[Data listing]

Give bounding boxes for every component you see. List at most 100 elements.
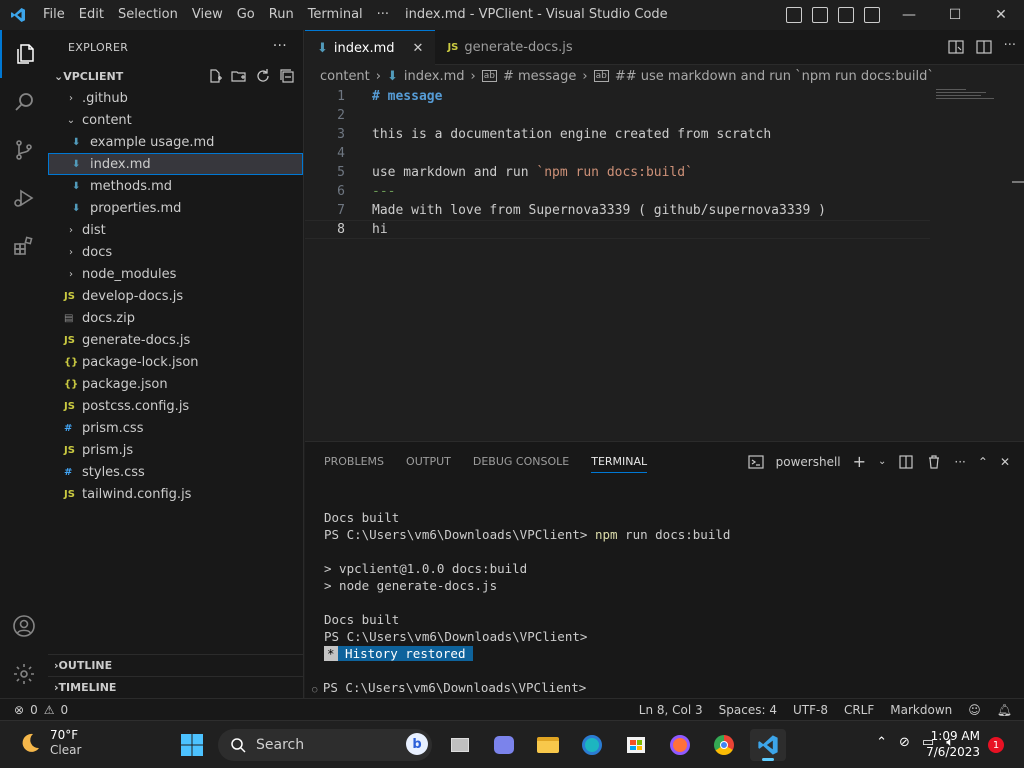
menu-item[interactable]: Go — [230, 0, 262, 30]
code-line[interactable]: 2 — [305, 106, 1005, 125]
toggle-panel-icon[interactable] — [812, 7, 828, 23]
outline-section[interactable]: › OUTLINE — [48, 654, 304, 676]
firefox-icon[interactable] — [662, 729, 698, 761]
file-item[interactable]: JS postcss.config.js — [48, 395, 303, 417]
kill-terminal-icon[interactable] — [926, 454, 942, 470]
problems-indicator[interactable]: ⊗ 0 ⚠ 0 — [0, 703, 68, 717]
code-line[interactable]: 3 this is a documentation engine created … — [305, 125, 1005, 144]
tab-generate-docs-js[interactable]: JS generate-docs.js — [435, 30, 584, 65]
file-item[interactable]: ⬇ properties.md — [48, 197, 303, 219]
code-line[interactable]: 8 hi — [305, 220, 930, 239]
chevron-up-icon[interactable]: ⌃ — [876, 735, 887, 750]
notification-badge[interactable]: 1 — [988, 737, 1004, 753]
file-item[interactable]: ⬇ example usage.md — [48, 131, 303, 153]
file-explorer-icon[interactable] — [530, 729, 566, 761]
file-item[interactable]: {} package.json — [48, 373, 303, 395]
feedback-icon[interactable]: ☺ — [968, 703, 981, 717]
chrome-icon[interactable] — [706, 729, 742, 761]
microsoft-store-icon[interactable] — [618, 729, 654, 761]
task-view-icon[interactable] — [442, 729, 478, 761]
teams-meet-icon[interactable] — [486, 729, 522, 761]
bell-icon[interactable]: 🔔︎ — [997, 703, 1012, 717]
folder-item[interactable]: › docs — [48, 241, 303, 263]
more-actions-icon[interactable]: ··· — [954, 455, 965, 469]
minimize-button[interactable]: — — [886, 0, 932, 30]
menu-item[interactable]: Selection — [111, 0, 185, 30]
weather-widget[interactable]: 70°F Clear — [18, 728, 81, 758]
close-panel-icon[interactable]: ✕ — [1000, 455, 1010, 469]
file-item[interactable]: # styles.css — [48, 461, 303, 483]
menu-item[interactable]: View — [185, 0, 230, 30]
folder-item[interactable]: › .github — [48, 87, 303, 109]
panel-tab[interactable]: PROBLEMS — [324, 455, 384, 468]
folder-item[interactable]: ⌄ content — [48, 109, 303, 131]
menu-item[interactable]: Terminal — [301, 0, 370, 30]
new-folder-icon[interactable] — [231, 68, 247, 84]
new-terminal-icon[interactable]: + — [853, 452, 866, 471]
workspace-root[interactable]: ⌄ VPCLIENT — [48, 65, 303, 87]
folder-item[interactable]: › node_modules — [48, 263, 303, 285]
toggle-secondary-sidebar-icon[interactable] — [838, 7, 854, 23]
new-file-icon[interactable] — [207, 68, 223, 84]
maximize-button[interactable]: ☐ — [932, 0, 978, 30]
folder-item[interactable]: › dist — [48, 219, 303, 241]
file-item[interactable]: {} package-lock.json — [48, 351, 303, 373]
file-item[interactable]: JS develop-docs.js — [48, 285, 303, 307]
panel-tab[interactable]: TERMINAL — [591, 455, 648, 473]
close-tab-icon[interactable]: ✕ — [413, 41, 424, 56]
edge-icon[interactable] — [574, 729, 610, 761]
toggle-primary-sidebar-icon[interactable] — [786, 7, 802, 23]
code-line[interactable]: 6 --- — [305, 182, 1005, 201]
line-ending[interactable]: CRLF — [844, 703, 874, 717]
breadcrumb-heading-1[interactable]: # message — [503, 69, 576, 84]
menu-item[interactable]: ··· — [370, 0, 396, 30]
file-item[interactable]: JS prism.js — [48, 439, 303, 461]
customize-layout-icon[interactable] — [864, 7, 880, 23]
settings-gear-icon[interactable] — [0, 650, 48, 698]
search-icon[interactable] — [0, 78, 48, 126]
terminal-current-prompt[interactable]: ○ PS C:\Users\vm6\Downloads\VPClient> — [312, 680, 586, 695]
file-item[interactable]: JS tailwind.config.js — [48, 483, 303, 505]
explorer-icon[interactable] — [0, 30, 48, 78]
source-control-icon[interactable] — [0, 126, 48, 174]
menu-item[interactable]: Run — [262, 0, 301, 30]
breadcrumb-heading-2[interactable]: ## use markdown and run `npm run docs:bu… — [615, 69, 934, 84]
run-debug-icon[interactable] — [0, 174, 48, 222]
tab-index-md[interactable]: ⬇ index.md ✕ — [305, 30, 436, 65]
language-mode[interactable]: Markdown — [890, 703, 952, 717]
maximize-panel-icon[interactable]: ⌃ — [978, 455, 988, 469]
breadcrumb-folder[interactable]: content — [320, 69, 370, 84]
taskbar-search[interactable]: Search b — [218, 729, 432, 761]
clock[interactable]: 1:09 AM 7/6/2023 — [926, 728, 980, 760]
more-actions-icon[interactable]: ··· — [1004, 39, 1016, 55]
collapse-all-icon[interactable] — [279, 68, 295, 84]
file-item[interactable]: ⬇ index.md — [48, 153, 303, 175]
network-off-icon[interactable]: ⊘ — [899, 735, 910, 750]
code-line[interactable]: 5 use markdown and run `npm run docs:buil… — [305, 163, 1005, 182]
file-item[interactable]: ▤ docs.zip — [48, 307, 303, 329]
panel-tab[interactable]: OUTPUT — [406, 455, 451, 468]
editor-scrollbar[interactable] — [1012, 181, 1024, 183]
terminal-output[interactable]: Docs built PS C:\Users\vm6\Downloads\VPC… — [324, 509, 730, 662]
code-line[interactable]: 7 Made with love from Supernova3339 ( git… — [305, 201, 1005, 220]
file-item[interactable]: JS generate-docs.js — [48, 329, 303, 351]
code-line[interactable]: 1 # message — [305, 87, 1005, 106]
code-line[interactable]: 4 — [305, 144, 1005, 163]
minimap[interactable] — [936, 89, 996, 103]
cursor-position[interactable]: Ln 8, Col 3 — [639, 703, 703, 717]
accounts-icon[interactable] — [0, 602, 48, 650]
breadcrumb-file[interactable]: index.md — [404, 69, 465, 84]
timeline-section[interactable]: › TIMELINE — [48, 676, 304, 698]
close-window-button[interactable]: ✕ — [978, 0, 1024, 30]
code-editor[interactable]: 1 # message 2 3 this is a documentation engi… — [305, 87, 1024, 441]
panel-tab[interactable]: DEBUG CONSOLE — [473, 455, 569, 468]
split-editor-icon[interactable] — [975, 39, 992, 55]
open-preview-to-side-icon[interactable] — [947, 39, 964, 55]
file-item[interactable]: # prism.css — [48, 417, 303, 439]
split-terminal-icon[interactable] — [898, 454, 914, 470]
terminal-shell-label[interactable]: powershell — [776, 455, 841, 469]
indentation[interactable]: Spaces: 4 — [719, 703, 777, 717]
file-item[interactable]: ⬇ methods.md — [48, 175, 303, 197]
start-button[interactable] — [180, 733, 204, 761]
more-actions-icon[interactable]: ··· — [273, 38, 287, 54]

- [Given task]: Render each line of the material as a Markdown table with the columns Row and Text, omitting blank lines and pictures.

- [Solution below]:
| Row | Text |
|---|---|
| 1 | Give bounding boxes for every component you see. List at most 100 elements. |
| 2 | menu-item[interactable]: Go — [230, 0, 262, 30] |
| 3 | code-line[interactable]: 2 — [305, 106, 1005, 125] |
| 4 | toggle-panel-icon[interactable] — [812, 7, 828, 23] |
| 5 | outline-section[interactable]: › OUTLINE — [48, 654, 304, 676] |
| 6 | firefox-icon[interactable] — [662, 729, 698, 761] |
| 7 | file-item[interactable]: JS postcss.config.js — [48, 395, 303, 417] |
| 8 | kill-terminal-icon[interactable] — [926, 454, 942, 470] |
| 9 | problems-indicator[interactable]: ⊗ 0 ⚠ 0 — [0, 703, 68, 717] |
| 10 | code-line[interactable]: 3 this is a documentation engine created … — [305, 125, 1005, 144] |
| 11 | tab-generate-docs-js[interactable]: JS generate-docs.js — [435, 30, 584, 65] |
| 12 | file-item[interactable]: ⬇ properties.md — [48, 197, 303, 219] |
| 13 | code-line[interactable]: 8 hi — [305, 220, 930, 239] |
| 14 | chevron-up-icon[interactable]: ⌃ — [876, 735, 887, 750] |
| 15 | notification-badge[interactable]: 1 — [988, 737, 1004, 753] |
| 16 | file-item[interactable]: ⬇ example usage.md — [48, 131, 303, 153] |
| 17 | file-explorer-icon[interactable] — [530, 729, 566, 761] |
| 18 | file-item[interactable]: {} package.json — [48, 373, 303, 395] |
| 19 | feedback-icon[interactable]: ☺ — [968, 703, 981, 717] |
| 20 | chrome-icon[interactable] — [706, 729, 742, 761] |
| 21 | microsoft-store-icon[interactable] — [618, 729, 654, 761] |
| 22 | task-view-icon[interactable] — [442, 729, 478, 761] |
| 23 | teams-meet-icon[interactable] — [486, 729, 522, 761] |
| 24 | bell-icon[interactable]: 🔔︎ — [997, 703, 1012, 717] |
| 25 | folder-item[interactable]: › docs — [48, 241, 303, 263] |
| 26 | more-actions-icon[interactable]: ··· — [954, 455, 965, 469] |
| 27 | minimize-button[interactable]: — — [886, 0, 932, 30] |
| 28 | menu-item[interactable]: Selection — [111, 0, 185, 30] |
| 29 | weather-widget[interactable]: 70°F Clear — [18, 728, 81, 758] |
| 30 | close-panel-icon[interactable]: ✕ — [1000, 455, 1010, 469] |
| 31 | file-item[interactable]: # styles.css — [48, 461, 303, 483] |
| 32 | menu-item[interactable]: View — [185, 0, 230, 30] |
| 33 | folder-item[interactable]: › .github — [48, 87, 303, 109] |
| 34 | panel-tab[interactable]: PROBLEMS — [324, 455, 384, 468] |
| 35 | folder-item[interactable]: ⌄ content — [48, 109, 303, 131] |
| 36 | menu-item[interactable]: Terminal — [301, 0, 370, 30] |
| 37 | new-folder-icon[interactable] — [231, 68, 247, 84] |
| 38 | new-terminal-icon[interactable]: + — [853, 452, 866, 471] |
| 39 | workspace-root[interactable]: ⌄ VPCLIENT — [48, 65, 303, 87] |
| 40 | folder-item[interactable]: › node_modules — [48, 263, 303, 285] |
| 41 | toggle-secondary-sidebar-icon[interactable] — [838, 7, 854, 23] |
| 42 | new-file-icon[interactable] — [207, 68, 223, 84] |
| 43 | maximize-button[interactable]: ☐ — [932, 0, 978, 30] |
| 44 | folder-item[interactable]: › dist — [48, 219, 303, 241] |
| 45 | file-item[interactable]: {} package-lock.json — [48, 351, 303, 373] |
| 46 | file-item[interactable]: JS develop-docs.js — [48, 285, 303, 307] |
| 47 | panel-tab[interactable]: TERMINAL — [591, 455, 648, 473] |
| 48 | close-tab-icon[interactable]: ✕ — [413, 41, 424, 56] |
| 49 | edge-icon[interactable] — [574, 729, 610, 761] |
| 50 | toggle-primary-sidebar-icon[interactable] — [786, 7, 802, 23] |
| 51 | code-line[interactable]: 6 --- — [305, 182, 1005, 201] |
| 52 | line-ending[interactable]: CRLF — [844, 703, 874, 717] |
| 53 | breadcrumb-heading-1[interactable]: # message — [503, 69, 576, 84] |
| 54 | menu-item[interactable]: ··· — [370, 0, 396, 30] |
| 55 | file-item[interactable]: JS prism.js — [48, 439, 303, 461] |
| 56 | customize-layout-icon[interactable] — [864, 7, 880, 23] |
| 57 | settings-gear-icon[interactable] — [0, 650, 48, 698] |
| 58 | search-icon[interactable] — [0, 78, 48, 126] |
| 59 | terminal-current-prompt[interactable]: ○ PS C:\Users\vm6\Downloads\VPClient> — [312, 680, 586, 695] |
| 60 | file-item[interactable]: JS tailwind.config.js — [48, 483, 303, 505] |
| 61 | explorer-icon[interactable] — [0, 30, 48, 78] |
| 62 | source-control-icon[interactable] — [0, 126, 48, 174] |
| 63 | menu-item[interactable]: Run — [262, 0, 301, 30] |
| 64 | breadcrumb-heading-2[interactable]: ## use markdown and run `npm run docs:bu… — [615, 69, 934, 84] |
| 65 | run-debug-icon[interactable] — [0, 174, 48, 222] |
| 66 | tab-index-md[interactable]: ⬇ index.md ✕ — [305, 30, 436, 65] |
| 67 | language-mode[interactable]: Markdown — [890, 703, 952, 717] |
| 68 | maximize-panel-icon[interactable]: ⌃ — [978, 455, 988, 469] |
| 69 | breadcrumb-folder[interactable]: content — [320, 69, 370, 84] |
| 70 | taskbar-search[interactable]: Search b — [218, 729, 432, 761] |
| 71 | clock[interactable]: 1:09 AM 7/6/2023 — [926, 728, 980, 760] |
| 72 | more-actions-icon[interactable]: ··· — [1004, 39, 1016, 55] |
| 73 | collapse-all-icon[interactable] — [279, 68, 295, 84] |
| 74 | file-item[interactable]: ⬇ index.md — [48, 153, 303, 175] |
| 75 | network-off-icon[interactable]: ⊘ — [899, 735, 910, 750] |
| 76 | code-line[interactable]: 5 use markdown and run `npm run docs:buil… — [305, 163, 1005, 182] |
| 77 | file-item[interactable]: ▤ docs.zip — [48, 307, 303, 329] |
| 78 | panel-tab[interactable]: OUTPUT — [406, 455, 451, 468] |
| 79 | editor-scrollbar[interactable] — [1012, 181, 1024, 183] |
| 80 | terminal-output[interactable]: Docs built PS C:\Users\vm6\Downloads\VPC… — [324, 509, 730, 662] |
| 81 | code-line[interactable]: 7 Made with love from Supernova3339 ( git… — [305, 201, 1005, 220] |
| 82 | file-item[interactable]: JS generate-docs.js — [48, 329, 303, 351] |
| 83 | code-line[interactable]: 1 # message — [305, 87, 1005, 106] |
| 84 | code-line[interactable]: 4 — [305, 144, 1005, 163] |
| 85 | minimap[interactable] — [936, 89, 996, 103] |
| 86 | cursor-position[interactable]: Ln 8, Col 3 — [639, 703, 703, 717] |
| 87 | accounts-icon[interactable] — [0, 602, 48, 650] |
| 88 | breadcrumb-file[interactable]: index.md — [404, 69, 465, 84] |
| 89 | timeline-section[interactable]: › TIMELINE — [48, 676, 304, 698] |
| 90 | close-window-button[interactable]: ✕ — [978, 0, 1024, 30] |
| 91 | code-editor[interactable]: 1 # message 2 3 this is a documentation engi… — [305, 87, 1024, 441] |
| 92 | panel-tab[interactable]: DEBUG CONSOLE — [473, 455, 569, 468] |
| 93 | split-editor-icon[interactable] — [975, 39, 992, 55] |
| 94 | open-preview-to-side-icon[interactable] — [947, 39, 964, 55] |
| 95 | file-item[interactable]: # prism.css — [48, 417, 303, 439] |
| 96 | split-terminal-icon[interactable] — [898, 454, 914, 470] |
| 97 | terminal-shell-label[interactable]: powershell — [776, 455, 841, 469] |
| 98 | indentation[interactable]: Spaces: 4 — [719, 703, 777, 717] |
| 99 | file-item[interactable]: ⬇ methods.md — [48, 175, 303, 197] |
| 100 | start-button[interactable] — [180, 733, 204, 761] |
| 101 | more-actions-icon[interactable]: ··· — [273, 38, 287, 54] |